#### BRIEF
In the data below, find each line containing the string "score" and return it.

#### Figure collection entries
▬▬▬

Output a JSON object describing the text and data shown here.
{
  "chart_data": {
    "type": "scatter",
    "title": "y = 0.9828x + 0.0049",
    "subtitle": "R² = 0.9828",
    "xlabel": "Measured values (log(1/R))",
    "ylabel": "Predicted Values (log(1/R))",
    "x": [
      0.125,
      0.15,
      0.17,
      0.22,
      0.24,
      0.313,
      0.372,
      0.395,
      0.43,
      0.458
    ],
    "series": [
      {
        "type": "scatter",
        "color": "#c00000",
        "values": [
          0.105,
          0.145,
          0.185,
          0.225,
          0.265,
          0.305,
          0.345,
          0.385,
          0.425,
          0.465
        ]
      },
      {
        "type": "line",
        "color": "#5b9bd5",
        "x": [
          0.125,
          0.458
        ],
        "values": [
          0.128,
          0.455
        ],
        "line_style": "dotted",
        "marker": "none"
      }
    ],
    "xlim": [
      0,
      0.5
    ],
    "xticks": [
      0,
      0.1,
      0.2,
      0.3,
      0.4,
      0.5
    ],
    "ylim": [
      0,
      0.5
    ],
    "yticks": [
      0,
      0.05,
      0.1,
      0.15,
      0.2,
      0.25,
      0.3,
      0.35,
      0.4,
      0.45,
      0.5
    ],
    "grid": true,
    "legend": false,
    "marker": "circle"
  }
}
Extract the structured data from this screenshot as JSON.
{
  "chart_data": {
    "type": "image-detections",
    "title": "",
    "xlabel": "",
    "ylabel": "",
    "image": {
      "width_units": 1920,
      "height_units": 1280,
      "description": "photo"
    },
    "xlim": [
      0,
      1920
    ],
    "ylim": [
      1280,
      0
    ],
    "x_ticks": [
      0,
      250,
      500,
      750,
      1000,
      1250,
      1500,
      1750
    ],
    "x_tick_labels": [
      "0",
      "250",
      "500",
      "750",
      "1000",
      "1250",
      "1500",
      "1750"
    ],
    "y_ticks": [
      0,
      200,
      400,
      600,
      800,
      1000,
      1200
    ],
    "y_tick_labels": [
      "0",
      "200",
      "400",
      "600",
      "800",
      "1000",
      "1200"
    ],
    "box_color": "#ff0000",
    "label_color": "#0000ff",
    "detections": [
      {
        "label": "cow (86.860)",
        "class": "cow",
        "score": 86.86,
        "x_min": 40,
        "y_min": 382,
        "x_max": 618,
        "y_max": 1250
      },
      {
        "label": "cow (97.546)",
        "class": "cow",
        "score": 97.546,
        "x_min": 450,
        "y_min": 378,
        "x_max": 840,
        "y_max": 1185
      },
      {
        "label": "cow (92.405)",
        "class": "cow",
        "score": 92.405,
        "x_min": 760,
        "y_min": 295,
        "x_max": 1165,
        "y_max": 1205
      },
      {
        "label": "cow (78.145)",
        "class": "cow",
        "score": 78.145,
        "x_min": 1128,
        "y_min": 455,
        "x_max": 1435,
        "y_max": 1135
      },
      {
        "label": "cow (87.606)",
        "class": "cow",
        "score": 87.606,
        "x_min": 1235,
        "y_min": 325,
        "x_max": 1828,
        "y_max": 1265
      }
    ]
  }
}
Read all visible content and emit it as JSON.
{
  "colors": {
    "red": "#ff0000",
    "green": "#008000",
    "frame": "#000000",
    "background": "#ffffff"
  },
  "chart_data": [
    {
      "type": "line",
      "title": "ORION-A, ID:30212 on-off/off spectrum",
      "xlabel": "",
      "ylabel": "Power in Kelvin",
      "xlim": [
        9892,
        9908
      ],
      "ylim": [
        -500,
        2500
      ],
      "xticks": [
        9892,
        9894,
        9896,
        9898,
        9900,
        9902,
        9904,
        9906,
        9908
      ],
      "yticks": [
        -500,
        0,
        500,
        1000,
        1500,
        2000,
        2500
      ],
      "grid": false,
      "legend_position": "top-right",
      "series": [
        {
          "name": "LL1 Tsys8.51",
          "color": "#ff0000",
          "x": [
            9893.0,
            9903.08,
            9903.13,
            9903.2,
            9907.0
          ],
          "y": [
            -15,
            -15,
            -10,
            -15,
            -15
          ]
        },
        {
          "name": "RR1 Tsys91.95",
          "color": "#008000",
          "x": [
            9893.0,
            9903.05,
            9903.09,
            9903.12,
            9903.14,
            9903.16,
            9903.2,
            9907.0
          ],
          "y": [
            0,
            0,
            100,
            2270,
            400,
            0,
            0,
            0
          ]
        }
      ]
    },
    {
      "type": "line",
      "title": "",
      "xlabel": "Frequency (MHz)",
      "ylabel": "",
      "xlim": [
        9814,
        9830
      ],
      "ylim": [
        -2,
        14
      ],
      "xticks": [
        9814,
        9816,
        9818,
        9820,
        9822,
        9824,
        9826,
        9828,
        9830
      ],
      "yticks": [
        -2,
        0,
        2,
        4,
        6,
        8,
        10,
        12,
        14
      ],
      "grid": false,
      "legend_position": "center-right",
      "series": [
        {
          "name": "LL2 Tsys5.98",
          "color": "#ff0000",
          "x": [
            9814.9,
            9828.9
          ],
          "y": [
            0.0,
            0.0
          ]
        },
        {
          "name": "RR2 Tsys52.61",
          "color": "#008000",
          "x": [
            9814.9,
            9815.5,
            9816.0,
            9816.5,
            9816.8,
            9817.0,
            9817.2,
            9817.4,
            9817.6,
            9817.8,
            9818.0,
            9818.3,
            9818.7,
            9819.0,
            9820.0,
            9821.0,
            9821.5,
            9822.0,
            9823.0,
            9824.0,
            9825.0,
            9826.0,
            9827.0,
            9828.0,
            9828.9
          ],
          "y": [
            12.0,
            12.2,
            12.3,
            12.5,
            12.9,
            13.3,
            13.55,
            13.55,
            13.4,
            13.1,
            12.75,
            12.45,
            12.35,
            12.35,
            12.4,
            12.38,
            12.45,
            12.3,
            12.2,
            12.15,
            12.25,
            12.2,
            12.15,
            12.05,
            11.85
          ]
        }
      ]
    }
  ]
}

▬▬▬

#### WRITTEN SOLUTION
        "score": 86.86,
        "score": 97.546,
        "score": 92.405,
        "score": 78.145,
        "score": 87.606,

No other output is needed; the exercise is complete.